(Data items)
==============================

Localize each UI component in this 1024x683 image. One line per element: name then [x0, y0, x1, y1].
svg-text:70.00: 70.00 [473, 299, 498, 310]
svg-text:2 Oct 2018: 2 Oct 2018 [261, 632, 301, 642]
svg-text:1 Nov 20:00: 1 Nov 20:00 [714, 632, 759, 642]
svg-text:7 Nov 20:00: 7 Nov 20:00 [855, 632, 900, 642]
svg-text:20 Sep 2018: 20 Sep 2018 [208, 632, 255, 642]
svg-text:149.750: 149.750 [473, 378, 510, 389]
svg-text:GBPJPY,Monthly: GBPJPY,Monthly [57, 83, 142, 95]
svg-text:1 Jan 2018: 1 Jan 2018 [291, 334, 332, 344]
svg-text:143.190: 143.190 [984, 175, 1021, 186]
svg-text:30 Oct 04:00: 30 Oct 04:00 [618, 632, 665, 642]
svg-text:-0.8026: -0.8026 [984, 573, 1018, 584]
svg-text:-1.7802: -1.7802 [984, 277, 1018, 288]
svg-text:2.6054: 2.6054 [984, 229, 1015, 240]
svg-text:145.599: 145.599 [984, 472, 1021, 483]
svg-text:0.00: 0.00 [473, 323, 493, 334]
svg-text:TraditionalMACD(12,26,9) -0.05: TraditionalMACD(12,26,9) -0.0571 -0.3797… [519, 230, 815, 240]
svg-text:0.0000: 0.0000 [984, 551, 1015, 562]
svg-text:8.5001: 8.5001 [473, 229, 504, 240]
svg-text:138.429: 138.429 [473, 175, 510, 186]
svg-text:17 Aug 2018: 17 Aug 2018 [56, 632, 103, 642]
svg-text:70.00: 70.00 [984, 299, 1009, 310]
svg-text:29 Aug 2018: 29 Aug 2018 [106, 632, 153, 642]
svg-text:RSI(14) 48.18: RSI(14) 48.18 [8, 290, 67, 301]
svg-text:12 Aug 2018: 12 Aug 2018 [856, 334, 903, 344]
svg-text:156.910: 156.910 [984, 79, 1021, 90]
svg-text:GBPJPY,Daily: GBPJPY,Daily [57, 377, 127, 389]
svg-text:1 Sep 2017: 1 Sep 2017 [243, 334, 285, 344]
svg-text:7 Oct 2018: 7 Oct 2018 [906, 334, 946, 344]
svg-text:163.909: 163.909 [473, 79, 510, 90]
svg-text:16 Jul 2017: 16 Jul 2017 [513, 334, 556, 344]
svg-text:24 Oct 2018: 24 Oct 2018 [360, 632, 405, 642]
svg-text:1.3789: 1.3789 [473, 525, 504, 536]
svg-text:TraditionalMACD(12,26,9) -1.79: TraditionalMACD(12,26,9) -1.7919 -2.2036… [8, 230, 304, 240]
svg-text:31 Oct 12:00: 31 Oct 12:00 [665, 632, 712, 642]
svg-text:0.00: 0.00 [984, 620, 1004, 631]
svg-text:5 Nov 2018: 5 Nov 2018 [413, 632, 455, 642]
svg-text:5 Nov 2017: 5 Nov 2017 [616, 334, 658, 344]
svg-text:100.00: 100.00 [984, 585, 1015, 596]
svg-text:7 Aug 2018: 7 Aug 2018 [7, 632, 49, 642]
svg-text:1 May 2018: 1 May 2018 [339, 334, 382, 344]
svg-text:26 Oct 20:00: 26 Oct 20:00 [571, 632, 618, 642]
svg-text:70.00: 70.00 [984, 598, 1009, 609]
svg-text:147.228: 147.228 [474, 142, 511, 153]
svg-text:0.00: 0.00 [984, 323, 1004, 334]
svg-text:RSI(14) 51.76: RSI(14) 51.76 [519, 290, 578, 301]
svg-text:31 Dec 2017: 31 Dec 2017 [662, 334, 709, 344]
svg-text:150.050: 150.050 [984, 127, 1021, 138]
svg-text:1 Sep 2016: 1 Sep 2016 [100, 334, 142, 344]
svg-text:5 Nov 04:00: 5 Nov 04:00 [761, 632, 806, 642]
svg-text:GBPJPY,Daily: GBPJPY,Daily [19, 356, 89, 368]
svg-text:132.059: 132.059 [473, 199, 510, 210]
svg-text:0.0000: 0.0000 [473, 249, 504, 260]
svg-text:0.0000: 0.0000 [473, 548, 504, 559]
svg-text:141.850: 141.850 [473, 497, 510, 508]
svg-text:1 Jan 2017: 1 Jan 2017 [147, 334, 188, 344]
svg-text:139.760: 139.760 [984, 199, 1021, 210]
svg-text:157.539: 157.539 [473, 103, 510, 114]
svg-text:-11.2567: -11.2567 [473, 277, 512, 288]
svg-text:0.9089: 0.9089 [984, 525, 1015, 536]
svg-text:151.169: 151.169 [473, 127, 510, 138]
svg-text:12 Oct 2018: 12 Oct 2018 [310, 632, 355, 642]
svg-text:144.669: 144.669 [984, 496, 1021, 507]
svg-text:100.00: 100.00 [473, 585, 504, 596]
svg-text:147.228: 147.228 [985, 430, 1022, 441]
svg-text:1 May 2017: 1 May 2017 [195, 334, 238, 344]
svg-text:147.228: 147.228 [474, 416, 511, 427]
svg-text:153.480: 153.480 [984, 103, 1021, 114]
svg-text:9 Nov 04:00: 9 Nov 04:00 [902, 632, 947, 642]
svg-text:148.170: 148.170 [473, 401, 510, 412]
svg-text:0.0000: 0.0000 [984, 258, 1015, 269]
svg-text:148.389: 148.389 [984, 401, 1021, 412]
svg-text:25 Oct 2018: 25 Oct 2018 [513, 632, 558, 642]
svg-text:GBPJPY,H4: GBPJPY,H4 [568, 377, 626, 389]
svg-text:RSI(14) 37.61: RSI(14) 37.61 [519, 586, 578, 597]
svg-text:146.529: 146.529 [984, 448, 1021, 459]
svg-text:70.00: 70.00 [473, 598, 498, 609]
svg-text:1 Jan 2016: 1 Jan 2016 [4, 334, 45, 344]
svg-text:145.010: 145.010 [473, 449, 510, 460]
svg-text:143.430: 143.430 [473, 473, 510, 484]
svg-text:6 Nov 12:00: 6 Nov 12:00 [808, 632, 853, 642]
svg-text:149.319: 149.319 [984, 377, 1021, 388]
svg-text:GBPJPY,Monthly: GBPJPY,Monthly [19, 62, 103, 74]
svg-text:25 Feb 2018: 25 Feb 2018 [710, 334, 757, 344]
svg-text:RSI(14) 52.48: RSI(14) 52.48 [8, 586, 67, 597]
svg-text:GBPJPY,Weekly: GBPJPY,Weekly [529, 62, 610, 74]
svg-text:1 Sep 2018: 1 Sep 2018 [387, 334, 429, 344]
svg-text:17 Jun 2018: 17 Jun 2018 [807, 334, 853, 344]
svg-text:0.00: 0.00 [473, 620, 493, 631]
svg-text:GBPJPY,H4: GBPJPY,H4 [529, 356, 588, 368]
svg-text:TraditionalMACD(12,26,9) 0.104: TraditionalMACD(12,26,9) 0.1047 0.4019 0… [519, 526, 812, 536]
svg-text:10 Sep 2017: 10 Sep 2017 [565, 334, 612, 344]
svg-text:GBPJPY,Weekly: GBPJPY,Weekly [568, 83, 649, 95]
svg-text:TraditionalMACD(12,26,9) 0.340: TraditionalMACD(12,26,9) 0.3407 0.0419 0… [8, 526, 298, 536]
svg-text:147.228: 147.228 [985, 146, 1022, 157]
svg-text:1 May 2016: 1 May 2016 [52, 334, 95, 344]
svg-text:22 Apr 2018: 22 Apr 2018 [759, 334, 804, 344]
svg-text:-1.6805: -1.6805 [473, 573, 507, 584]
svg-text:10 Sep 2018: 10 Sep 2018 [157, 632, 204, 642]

==============================

What you need to do –
Give the data items as a JSON list of strings with one string per line, leaving out blank lines.

Task result –
[
  "Localize each UI component in this 1024x683 image. One line per element: name then [x0, y0, x1, y1].",
  "svg-text:70.00: 70.00 [473, 299, 498, 310]",
  "svg-text:2 Oct 2018: 2 Oct 2018 [261, 632, 301, 642]",
  "svg-text:1 Nov 20:00: 1 Nov 20:00 [714, 632, 759, 642]",
  "svg-text:7 Nov 20:00: 7 Nov 20:00 [855, 632, 900, 642]",
  "svg-text:20 Sep 2018: 20 Sep 2018 [208, 632, 255, 642]",
  "svg-text:149.750: 149.750 [473, 378, 510, 389]",
  "svg-text:GBPJPY,Monthly: GBPJPY,Monthly [57, 83, 142, 95]",
  "svg-text:1 Jan 2018: 1 Jan 2018 [291, 334, 332, 344]",
  "svg-text:143.190: 143.190 [984, 175, 1021, 186]",
  "svg-text:30 Oct 04:00: 30 Oct 04:00 [618, 632, 665, 642]",
  "svg-text:-0.8026: -0.8026 [984, 573, 1018, 584]",
  "svg-text:-1.7802: -1.7802 [984, 277, 1018, 288]",
  "svg-text:2.6054: 2.6054 [984, 229, 1015, 240]",
  "svg-text:145.599: 145.599 [984, 472, 1021, 483]",
  "svg-text:0.00: 0.00 [473, 323, 493, 334]",
  "svg-text:TraditionalMACD(12,26,9) -0.05: TraditionalMACD(12,26,9) -0.0571 -0.3797… [519, 230, 815, 240]",
  "svg-text:0.0000: 0.0000 [984, 551, 1015, 562]",
  "svg-text:8.5001: 8.5001 [473, 229, 504, 240]",
  "svg-text:138.429: 138.429 [473, 175, 510, 186]",
  "svg-text:17 Aug 2018: 17 Aug 2018 [56, 632, 103, 642]",
  "svg-text:70.00: 70.00 [984, 299, 1009, 310]",
  "svg-text:29 Aug 2018: 29 Aug 2018 [106, 632, 153, 642]",
  "svg-text:RSI(14) 48.18: RSI(14) 48.18 [8, 290, 67, 301]",
  "svg-text:12 Aug 2018: 12 Aug 2018 [856, 334, 903, 344]",
  "svg-text:156.910: 156.910 [984, 79, 1021, 90]",
  "svg-text:GBPJPY,Daily: GBPJPY,Daily [57, 377, 127, 389]",
  "svg-text:1 Sep 2017: 1 Sep 2017 [243, 334, 285, 344]",
  "svg-text:7 Oct 2018: 7 Oct 2018 [906, 334, 946, 344]",
  "svg-text:163.909: 163.909 [473, 79, 510, 90]",
  "svg-text:16 Jul 2017: 16 Jul 2017 [513, 334, 556, 344]",
  "svg-text:24 Oct 2018: 24 Oct 2018 [360, 632, 405, 642]",
  "svg-text:1.3789: 1.3789 [473, 525, 504, 536]",
  "svg-text:TraditionalMACD(12,26,9) -1.79: TraditionalMACD(12,26,9) -1.7919 -2.2036… [8, 230, 304, 240]",
  "svg-text:31 Oct 12:00: 31 Oct 12:00 [665, 632, 712, 642]",
  "svg-text:0.00: 0.00 [984, 620, 1004, 631]",
  "svg-text:5 Nov 2018: 5 Nov 2018 [413, 632, 455, 642]",
  "svg-text:5 Nov 2017: 5 Nov 2017 [616, 334, 658, 344]",
  "svg-text:100.00: 100.00 [984, 585, 1015, 596]",
  "svg-text:7 Aug 2018: 7 Aug 2018 [7, 632, 49, 642]",
  "svg-text:1 May 2018: 1 May 2018 [339, 334, 382, 344]",
  "svg-text:26 Oct 20:00: 26 Oct 20:00 [571, 632, 618, 642]",
  "svg-text:70.00: 70.00 [984, 598, 1009, 609]",
  "svg-text:147.228: 147.228 [474, 142, 511, 153]",
  "svg-text:0.00: 0.00 [984, 323, 1004, 334]",
  "svg-text:RSI(14) 51.76: RSI(14) 51.76 [519, 290, 578, 301]",
  "svg-text:31 Dec 2017: 31 Dec 2017 [662, 334, 709, 344]",
  "svg-text:150.050: 150.050 [984, 127, 1021, 138]",
  "svg-text:1 Sep 2016: 1 Sep 2016 [100, 334, 142, 344]",
  "svg-text:5 Nov 04:00: 5 Nov 04:00 [761, 632, 806, 642]",
  "svg-text:GBPJPY,Daily: GBPJPY,Daily [19, 356, 89, 368]",
  "svg-text:132.059: 132.059 [473, 199, 510, 210]",
  "svg-text:0.0000: 0.0000 [473, 249, 504, 260]",
  "svg-text:0.0000: 0.0000 [473, 548, 504, 559]",
  "svg-text:141.850: 141.850 [473, 497, 510, 508]",
  "svg-text:1 Jan 2017: 1 Jan 2017 [147, 334, 188, 344]",
  "svg-text:139.760: 139.760 [984, 199, 1021, 210]",
  "svg-text:157.539: 157.539 [473, 103, 510, 114]",
  "svg-text:-11.2567: -11.2567 [473, 277, 512, 288]",
  "svg-text:0.9089: 0.9089 [984, 525, 1015, 536]",
  "svg-text:151.169: 151.169 [473, 127, 510, 138]",
  "svg-text:12 Oct 2018: 12 Oct 2018 [310, 632, 355, 642]",
  "svg-text:144.669: 144.669 [984, 496, 1021, 507]",
  "svg-text:100.00: 100.00 [473, 585, 504, 596]",
  "svg-text:147.228: 147.228 [985, 430, 1022, 441]",
  "svg-text:1 May 2017: 1 May 2017 [195, 334, 238, 344]",
  "svg-text:147.228: 147.228 [474, 416, 511, 427]",
  "svg-text:153.480: 153.480 [984, 103, 1021, 114]",
  "svg-text:9 Nov 04:00: 9 Nov 04:00 [902, 632, 947, 642]",
  "svg-text:148.170: 148.170 [473, 401, 510, 412]",
  "svg-text:0.0000: 0.0000 [984, 258, 1015, 269]",
  "svg-text:148.389: 148.389 [984, 401, 1021, 412]",
  "svg-text:25 Oct 2018: 25 Oct 2018 [513, 632, 558, 642]",
  "svg-text:GBPJPY,H4: GBPJPY,H4 [568, 377, 626, 389]",
  "svg-text:RSI(14) 37.61: RSI(14) 37.61 [519, 586, 578, 597]",
  "svg-text:146.529: 146.529 [984, 448, 1021, 459]",
  "svg-text:70.00: 70.00 [473, 598, 498, 609]",
  "svg-text:1 Jan 2016: 1 Jan 2016 [4, 334, 45, 344]",
  "svg-text:145.010: 145.010 [473, 449, 510, 460]",
  "svg-text:143.430: 143.430 [473, 473, 510, 484]",
  "svg-text:6 Nov 12:00: 6 Nov 12:00 [808, 632, 853, 642]",
  "svg-text:149.319: 149.319 [984, 377, 1021, 388]",
  "svg-text:GBPJPY,Monthly: GBPJPY,Monthly [19, 62, 103, 74]",
  "svg-text:25 Feb 2018: 25 Feb 2018 [710, 334, 757, 344]",
  "svg-text:RSI(14) 52.48: RSI(14) 52.48 [8, 586, 67, 597]",
  "svg-text:GBPJPY,Weekly: GBPJPY,Weekly [529, 62, 610, 74]",
  "svg-text:1 Sep 2018: 1 Sep 2018 [387, 334, 429, 344]",
  "svg-text:17 Jun 2018: 17 Jun 2018 [807, 334, 853, 344]",
  "svg-text:0.00: 0.00 [473, 620, 493, 631]",
  "svg-text:GBPJPY,H4: GBPJPY,H4 [529, 356, 588, 368]",
  "svg-text:TraditionalMACD(12,26,9) 0.104: TraditionalMACD(12,26,9) 0.1047 0.4019 0… [519, 526, 812, 536]",
  "svg-text:10 Sep 2017: 10 Sep 2017 [565, 334, 612, 344]",
  "svg-text:GBPJPY,Weekly: GBPJPY,Weekly [568, 83, 649, 95]",
  "svg-text:TraditionalMACD(12,26,9) 0.340: TraditionalMACD(12,26,9) 0.3407 0.0419 0… [8, 526, 298, 536]",
  "svg-text:147.228: 147.228 [985, 146, 1022, 157]",
  "svg-text:1 May 2016: 1 May 2016 [52, 334, 95, 344]",
  "svg-text:22 Apr 2018: 22 Apr 2018 [759, 334, 804, 344]",
  "svg-text:-1.6805: -1.6805 [473, 573, 507, 584]",
  "svg-text:10 Sep 2018: 10 Sep 2018 [157, 632, 204, 642]"
]